WORK REQUIRED
Can you write out every one of the records below line for line, with no changes?

GIVEN DATA
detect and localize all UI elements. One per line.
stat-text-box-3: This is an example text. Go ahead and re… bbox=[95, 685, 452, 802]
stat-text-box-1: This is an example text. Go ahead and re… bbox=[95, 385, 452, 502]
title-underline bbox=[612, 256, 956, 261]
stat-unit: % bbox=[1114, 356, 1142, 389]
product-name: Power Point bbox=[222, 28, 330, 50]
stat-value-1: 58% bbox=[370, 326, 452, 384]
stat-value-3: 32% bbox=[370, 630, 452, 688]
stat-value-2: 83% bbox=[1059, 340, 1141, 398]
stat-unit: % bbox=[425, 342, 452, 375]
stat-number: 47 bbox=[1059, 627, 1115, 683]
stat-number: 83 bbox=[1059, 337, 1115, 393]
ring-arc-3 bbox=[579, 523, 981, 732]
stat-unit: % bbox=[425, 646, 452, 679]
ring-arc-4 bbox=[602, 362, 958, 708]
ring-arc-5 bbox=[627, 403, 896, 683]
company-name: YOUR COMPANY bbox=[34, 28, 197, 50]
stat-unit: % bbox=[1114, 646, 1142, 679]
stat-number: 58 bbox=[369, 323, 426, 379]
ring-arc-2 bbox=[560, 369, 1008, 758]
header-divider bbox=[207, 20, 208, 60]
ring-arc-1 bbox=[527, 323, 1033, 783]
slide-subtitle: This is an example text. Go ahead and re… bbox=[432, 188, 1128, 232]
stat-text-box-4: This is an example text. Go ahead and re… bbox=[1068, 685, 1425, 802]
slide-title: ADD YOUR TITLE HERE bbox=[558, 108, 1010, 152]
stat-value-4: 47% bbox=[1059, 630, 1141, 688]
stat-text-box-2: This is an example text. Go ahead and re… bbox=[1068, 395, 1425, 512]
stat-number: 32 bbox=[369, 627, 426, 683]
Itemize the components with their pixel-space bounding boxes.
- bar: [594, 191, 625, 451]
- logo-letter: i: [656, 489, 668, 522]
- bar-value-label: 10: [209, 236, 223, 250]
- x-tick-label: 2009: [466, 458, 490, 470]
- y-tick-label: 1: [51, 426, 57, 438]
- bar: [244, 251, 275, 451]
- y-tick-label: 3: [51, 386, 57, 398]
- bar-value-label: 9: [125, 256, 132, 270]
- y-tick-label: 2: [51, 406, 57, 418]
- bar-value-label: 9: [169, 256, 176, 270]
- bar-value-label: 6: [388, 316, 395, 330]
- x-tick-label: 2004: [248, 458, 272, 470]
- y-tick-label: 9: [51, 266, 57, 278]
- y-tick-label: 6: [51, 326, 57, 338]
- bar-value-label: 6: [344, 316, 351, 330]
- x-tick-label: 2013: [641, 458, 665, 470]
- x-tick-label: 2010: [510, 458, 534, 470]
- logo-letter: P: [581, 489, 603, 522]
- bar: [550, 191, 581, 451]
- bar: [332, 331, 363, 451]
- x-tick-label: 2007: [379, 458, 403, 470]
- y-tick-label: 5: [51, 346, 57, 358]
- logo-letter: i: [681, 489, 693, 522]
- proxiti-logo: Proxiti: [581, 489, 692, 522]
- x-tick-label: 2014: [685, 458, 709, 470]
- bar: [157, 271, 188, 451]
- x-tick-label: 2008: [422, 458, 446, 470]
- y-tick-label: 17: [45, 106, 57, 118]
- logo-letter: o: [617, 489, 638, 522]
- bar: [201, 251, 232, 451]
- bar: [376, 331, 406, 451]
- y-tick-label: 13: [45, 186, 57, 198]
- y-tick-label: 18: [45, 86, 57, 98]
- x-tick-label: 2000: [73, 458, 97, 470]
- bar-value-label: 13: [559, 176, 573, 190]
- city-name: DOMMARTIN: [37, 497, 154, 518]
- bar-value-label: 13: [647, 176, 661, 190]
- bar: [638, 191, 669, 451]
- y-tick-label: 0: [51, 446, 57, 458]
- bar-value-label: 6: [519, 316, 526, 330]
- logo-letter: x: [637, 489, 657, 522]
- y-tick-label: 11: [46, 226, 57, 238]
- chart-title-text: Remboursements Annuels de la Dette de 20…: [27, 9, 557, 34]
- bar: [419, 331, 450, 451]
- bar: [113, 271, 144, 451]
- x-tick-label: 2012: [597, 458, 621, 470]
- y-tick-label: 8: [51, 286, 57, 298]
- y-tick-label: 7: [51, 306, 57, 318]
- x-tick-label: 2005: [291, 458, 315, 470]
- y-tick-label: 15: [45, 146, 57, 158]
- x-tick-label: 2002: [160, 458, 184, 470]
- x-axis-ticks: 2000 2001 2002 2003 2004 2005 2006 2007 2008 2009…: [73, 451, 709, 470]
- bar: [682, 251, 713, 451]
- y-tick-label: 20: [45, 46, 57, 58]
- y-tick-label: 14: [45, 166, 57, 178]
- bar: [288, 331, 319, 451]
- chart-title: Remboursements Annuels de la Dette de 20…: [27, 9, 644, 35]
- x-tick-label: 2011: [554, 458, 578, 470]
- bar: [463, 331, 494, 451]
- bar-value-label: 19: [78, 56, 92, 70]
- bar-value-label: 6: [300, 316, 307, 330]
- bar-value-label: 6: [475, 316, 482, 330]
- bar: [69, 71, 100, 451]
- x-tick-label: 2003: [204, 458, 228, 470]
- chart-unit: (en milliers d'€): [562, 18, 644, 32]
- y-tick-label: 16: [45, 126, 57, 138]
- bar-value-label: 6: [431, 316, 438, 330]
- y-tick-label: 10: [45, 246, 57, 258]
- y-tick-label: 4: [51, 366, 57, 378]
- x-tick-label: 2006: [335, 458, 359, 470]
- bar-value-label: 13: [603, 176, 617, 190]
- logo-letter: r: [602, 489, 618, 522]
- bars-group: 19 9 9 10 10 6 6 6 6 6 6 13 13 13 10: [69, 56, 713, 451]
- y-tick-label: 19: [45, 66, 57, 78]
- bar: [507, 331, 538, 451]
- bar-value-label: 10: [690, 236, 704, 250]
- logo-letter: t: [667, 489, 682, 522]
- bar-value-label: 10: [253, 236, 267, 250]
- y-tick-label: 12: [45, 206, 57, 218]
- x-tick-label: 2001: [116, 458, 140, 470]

SOLUTION TO THIS EXERCISE
detect and localize all UI elements. One per line.
stat-text-box-3: This is an example text. Go ahead and re… bbox=[95, 685, 452, 802]
stat-text-box-1: This is an example text. Go ahead and re… bbox=[95, 385, 452, 502]
title-underline bbox=[612, 256, 956, 261]
stat-unit: % bbox=[1114, 356, 1142, 389]
product-name: Power Point bbox=[222, 28, 330, 50]
stat-value-1: 58% bbox=[370, 326, 452, 384]
stat-value-3: 32% bbox=[370, 630, 452, 688]
stat-value-2: 83% bbox=[1059, 340, 1141, 398]
stat-unit: % bbox=[425, 342, 452, 375]
stat-number: 47 bbox=[1059, 627, 1115, 683]
stat-number: 83 bbox=[1059, 337, 1115, 393]
ring-arc-3 bbox=[579, 523, 981, 732]
stat-unit: % bbox=[425, 646, 452, 679]
ring-arc-4 bbox=[602, 362, 958, 708]
ring-arc-5 bbox=[627, 403, 896, 683]
company-name: YOUR COMPANY bbox=[34, 28, 197, 50]
stat-unit: % bbox=[1114, 646, 1142, 679]
stat-number: 58 bbox=[369, 323, 426, 379]
ring-arc-2 bbox=[560, 369, 1008, 758]
header-divider bbox=[207, 20, 208, 60]
ring-arc-1 bbox=[527, 323, 1033, 783]
slide-subtitle: This is an example text. Go ahead and re… bbox=[432, 188, 1128, 232]
stat-text-box-4: This is an example text. Go ahead and re… bbox=[1068, 685, 1425, 802]
slide-title: ADD YOUR TITLE HERE bbox=[558, 108, 1010, 152]
stat-value-4: 47% bbox=[1059, 630, 1141, 688]
stat-text-box-2: This is an example text. Go ahead and re… bbox=[1068, 395, 1425, 512]
stat-number: 32 bbox=[369, 627, 426, 683]
Itemize the components with their pixel-space bounding boxes.
- bar: [594, 191, 625, 451]
- logo-letter: i: [656, 489, 668, 522]
- bar-value-label: 10: [209, 236, 223, 250]
- x-tick-label: 2009: [466, 458, 490, 470]
- y-tick-label: 1: [51, 426, 57, 438]
- bar: [244, 251, 275, 451]
- y-tick-label: 3: [51, 386, 57, 398]
- bar-value-label: 9: [125, 256, 132, 270]
- y-tick-label: 2: [51, 406, 57, 418]
- bar-value-label: 9: [169, 256, 176, 270]
- bar-value-label: 6: [388, 316, 395, 330]
- x-tick-label: 2004: [248, 458, 272, 470]
- y-tick-label: 9: [51, 266, 57, 278]
- y-tick-label: 6: [51, 326, 57, 338]
- bar-value-label: 6: [344, 316, 351, 330]
- x-tick-label: 2013: [641, 458, 665, 470]
- x-tick-label: 2010: [510, 458, 534, 470]
- logo-letter: P: [581, 489, 603, 522]
- bar: [550, 191, 581, 451]
- bar: [332, 331, 363, 451]
- x-tick-label: 2007: [379, 458, 403, 470]
- y-tick-label: 5: [51, 346, 57, 358]
- logo-letter: i: [681, 489, 693, 522]
- proxiti-logo: Proxiti: [581, 489, 692, 522]
- x-tick-label: 2014: [685, 458, 709, 470]
- bar: [157, 271, 188, 451]
- x-tick-label: 2008: [422, 458, 446, 470]
- y-tick-label: 17: [45, 106, 57, 118]
- logo-letter: o: [617, 489, 638, 522]
- bar: [201, 251, 232, 451]
- bar: [376, 331, 406, 451]
- y-tick-label: 13: [45, 186, 57, 198]
- y-tick-label: 18: [45, 86, 57, 98]
- x-tick-label: 2000: [73, 458, 97, 470]
- bar-value-label: 13: [559, 176, 573, 190]
- city-name: DOMMARTIN: [37, 497, 154, 518]
- bar-value-label: 13: [647, 176, 661, 190]
- bar: [638, 191, 669, 451]
- y-tick-label: 0: [51, 446, 57, 458]
- bar-value-label: 6: [519, 316, 526, 330]
- logo-letter: x: [637, 489, 657, 522]
- y-tick-label: 11: [46, 226, 57, 238]
- chart-title-text: Remboursements Annuels de la Dette de 20…: [27, 9, 557, 34]
- bar: [419, 331, 450, 451]
- bar: [113, 271, 144, 451]
- x-tick-label: 2012: [597, 458, 621, 470]
- y-tick-label: 8: [51, 286, 57, 298]
- y-tick-label: 7: [51, 306, 57, 318]
- x-tick-label: 2005: [291, 458, 315, 470]
- y-tick-label: 15: [45, 146, 57, 158]
- x-tick-label: 2002: [160, 458, 184, 470]
- x-axis-ticks: 2000 2001 2002 2003 2004 2005 2006 2007 2008 2009…: [73, 451, 709, 470]
- bar: [682, 251, 713, 451]
- y-tick-label: 20: [45, 46, 57, 58]
- y-tick-label: 14: [45, 166, 57, 178]
- bar: [288, 331, 319, 451]
- chart-title: Remboursements Annuels de la Dette de 20…: [27, 9, 644, 35]
- x-tick-label: 2011: [554, 458, 578, 470]
- bar: [463, 331, 494, 451]
- bar-value-label: 19: [78, 56, 92, 70]
- bar-value-label: 6: [300, 316, 307, 330]
- bar-value-label: 6: [475, 316, 482, 330]
- bar: [69, 71, 100, 451]
- x-tick-label: 2003: [204, 458, 228, 470]
- chart-unit: (en milliers d'€): [562, 18, 644, 32]
- y-tick-label: 16: [45, 126, 57, 138]
- bar-value-label: 6: [431, 316, 438, 330]
- y-tick-label: 10: [45, 246, 57, 258]
- y-tick-label: 4: [51, 366, 57, 378]
- x-tick-label: 2006: [335, 458, 359, 470]
- bar-value-label: 13: [603, 176, 617, 190]
- logo-letter: r: [602, 489, 618, 522]
- bars-group: 19 9 9 10 10 6 6 6 6 6 6 13 13 13 10: [69, 56, 713, 451]
- y-tick-label: 19: [45, 66, 57, 78]
- bar: [507, 331, 538, 451]
- bar-value-label: 10: [690, 236, 704, 250]
- logo-letter: t: [667, 489, 682, 522]
- bar-value-label: 10: [253, 236, 267, 250]
- y-tick-label: 12: [45, 206, 57, 218]
- x-tick-label: 2001: [116, 458, 140, 470]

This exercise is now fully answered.